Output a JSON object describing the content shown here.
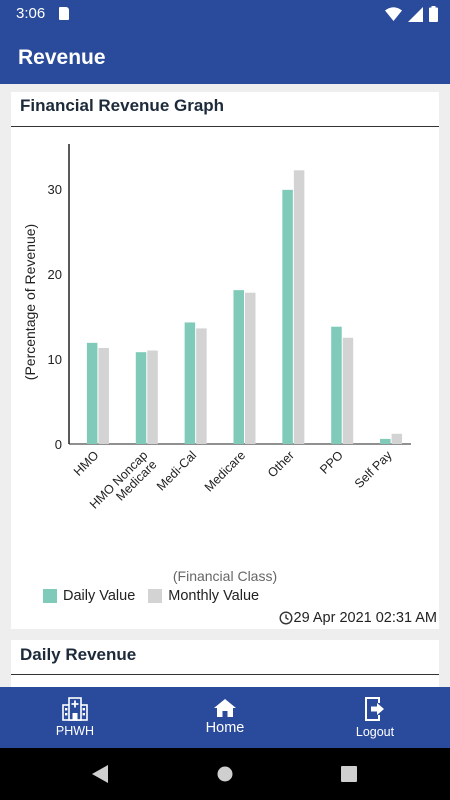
{
  "status_bar": {
    "time": "3:06"
  },
  "app_bar": {
    "title": "Revenue"
  },
  "graph_card": {
    "title": "Financial Revenue Graph",
    "timestamp": "29 Apr 2021 02:31 AM"
  },
  "chart_data": {
    "type": "bar",
    "categories": [
      "HMO",
      "HMO Noncap Medicare",
      "Medi-Cal",
      "Medicare",
      "Other",
      "PPO",
      "Self Pay"
    ],
    "category_lines": [
      [
        "HMO"
      ],
      [
        "HMO Noncap",
        "Medicare"
      ],
      [
        "Medi-Cal"
      ],
      [
        "Medicare"
      ],
      [
        "Other"
      ],
      [
        "PPO"
      ],
      [
        "Self Pay"
      ]
    ],
    "series": [
      {
        "name": "Daily Value",
        "color": "#7fcab8",
        "values": [
          11.9,
          10.8,
          14.3,
          18.1,
          29.9,
          13.8,
          0.6
        ]
      },
      {
        "name": "Monthly Value",
        "color": "#d3d3d3",
        "values": [
          11.3,
          11.0,
          13.6,
          17.8,
          32.2,
          12.5,
          1.2
        ]
      }
    ],
    "ylabel": "(Percentage of Revenue)",
    "xlabel": "(Financial Class)",
    "yticks": [
      0,
      10,
      20,
      30
    ],
    "ylim": [
      0,
      35
    ],
    "grid": false,
    "legend_position": "bottom-left"
  },
  "daily_card": {
    "title": "Daily Revenue"
  },
  "bottom_nav": {
    "items": [
      {
        "label": "PHWH",
        "icon": "hospital-icon"
      },
      {
        "label": "Home",
        "icon": "home-icon"
      },
      {
        "label": "Logout",
        "icon": "logout-icon"
      }
    ]
  },
  "colors": {
    "primary": "#2a4b9b",
    "daily": "#7fcab8",
    "monthly": "#d3d3d3"
  }
}
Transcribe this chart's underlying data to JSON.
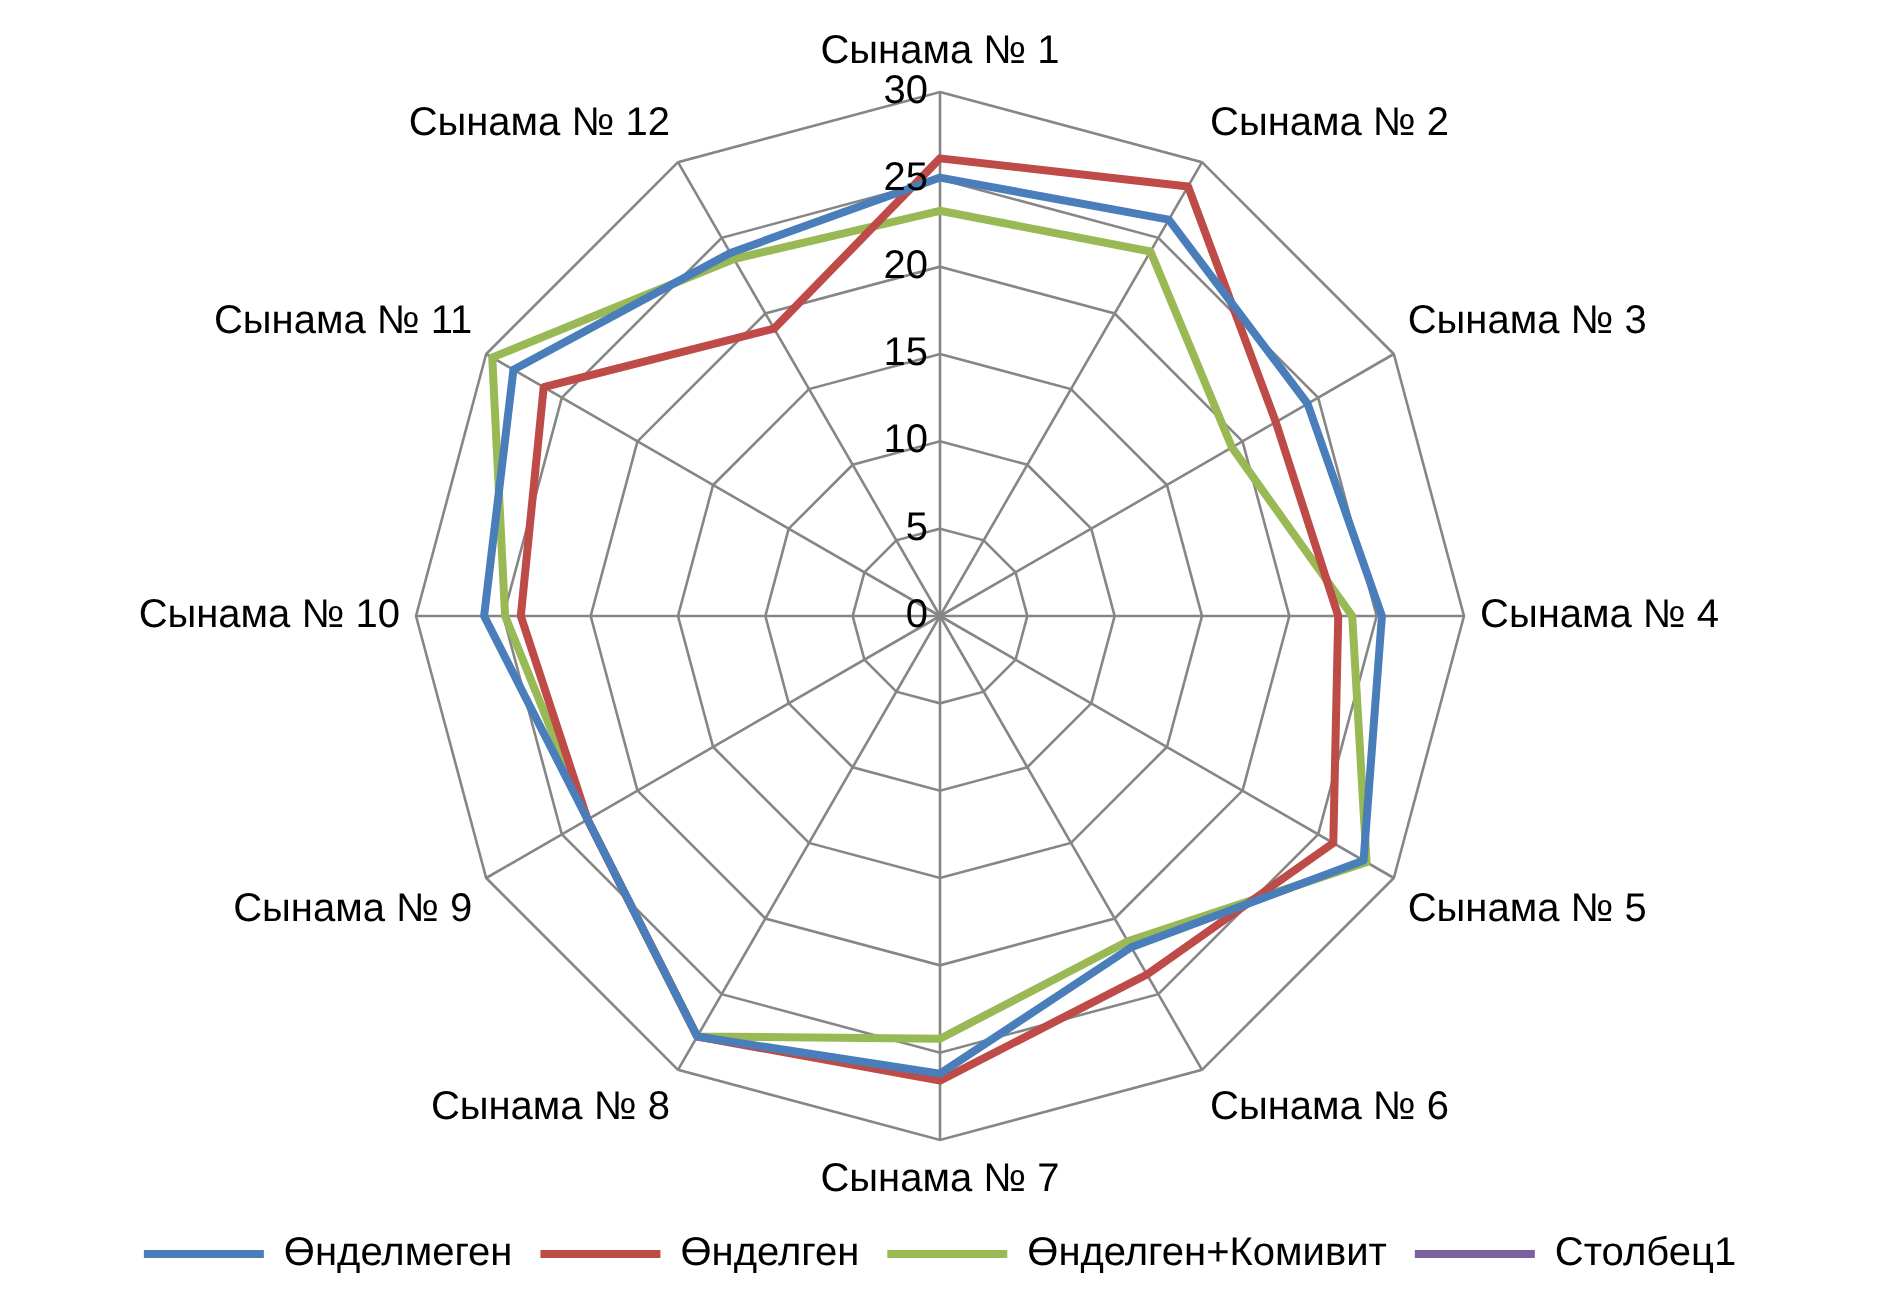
{
  "chart_data": {
    "type": "radar",
    "categories": [
      "Сынама № 1",
      "Сынама № 2",
      "Сынама № 3",
      "Сынама № 4",
      "Сынама № 5",
      "Сынама № 6",
      "Сынама № 7",
      "Сынама № 8",
      "Сынама № 9",
      "Сынама № 10",
      "Сынама № 11",
      "Сынама № 12"
    ],
    "series": [
      {
        "name": "Өнделмеген",
        "color": "#4a7ebb",
        "values": [
          25.1,
          26.2,
          24.3,
          25.3,
          28.0,
          21.9,
          26.2,
          27.8,
          23.3,
          26.1,
          28.2,
          24.0
        ]
      },
      {
        "name": "Өнделген",
        "color": "#be4b48",
        "values": [
          26.2,
          28.4,
          22.2,
          22.8,
          26.0,
          23.7,
          26.6,
          27.8,
          23.3,
          24.0,
          26.2,
          19.0
        ]
      },
      {
        "name": "Өнделген+Комивит",
        "color": "#98b954",
        "values": [
          23.2,
          24.1,
          19.3,
          23.6,
          28.2,
          21.5,
          24.2,
          27.8,
          23.3,
          24.9,
          29.6,
          23.6
        ]
      },
      {
        "name": "Столбец1",
        "color": "#7d60a0",
        "values": [
          null,
          null,
          null,
          null,
          null,
          null,
          null,
          null,
          null,
          null,
          null,
          null
        ]
      }
    ],
    "ylim": [
      0,
      30
    ],
    "yticks": [
      0,
      5,
      10,
      15,
      20,
      25,
      30
    ],
    "grid": true,
    "legend": "bottom",
    "marker": "none",
    "line_style": "solid"
  }
}
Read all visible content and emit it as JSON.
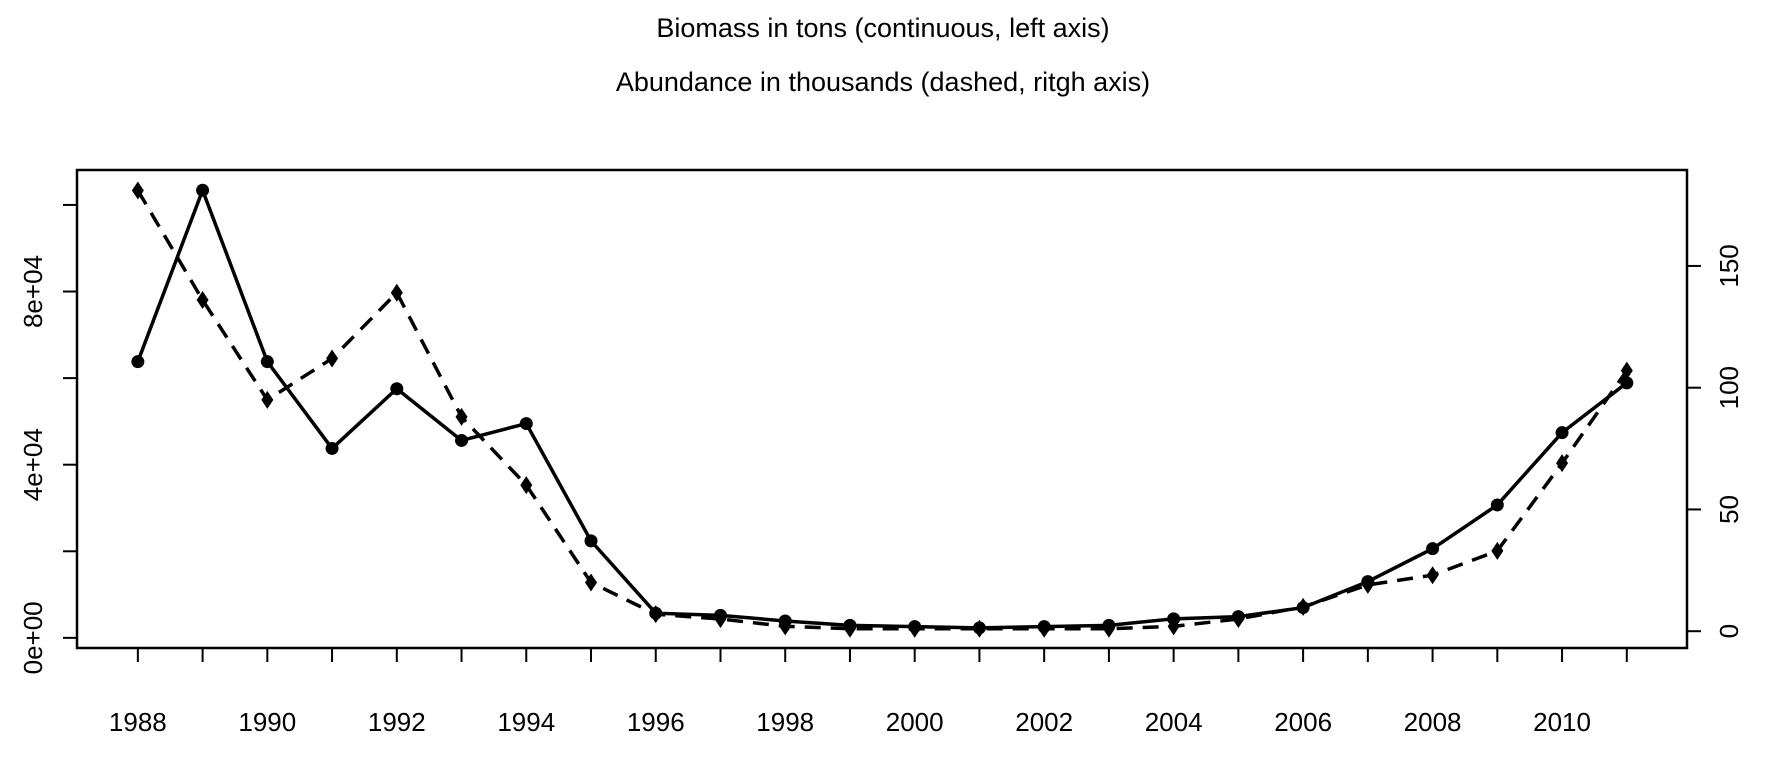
************
§ **Required work**
Search the entries for the word "name" and pick out every line that holds it.

§ **Output of the task**
        "name": "Daily Value",
        "name": "Monthly Value",
        "name": "Өнделмеген",
        "name": "Өнделген",
        "name": "Өнделген+Комивит",
        "name": "Столбец1",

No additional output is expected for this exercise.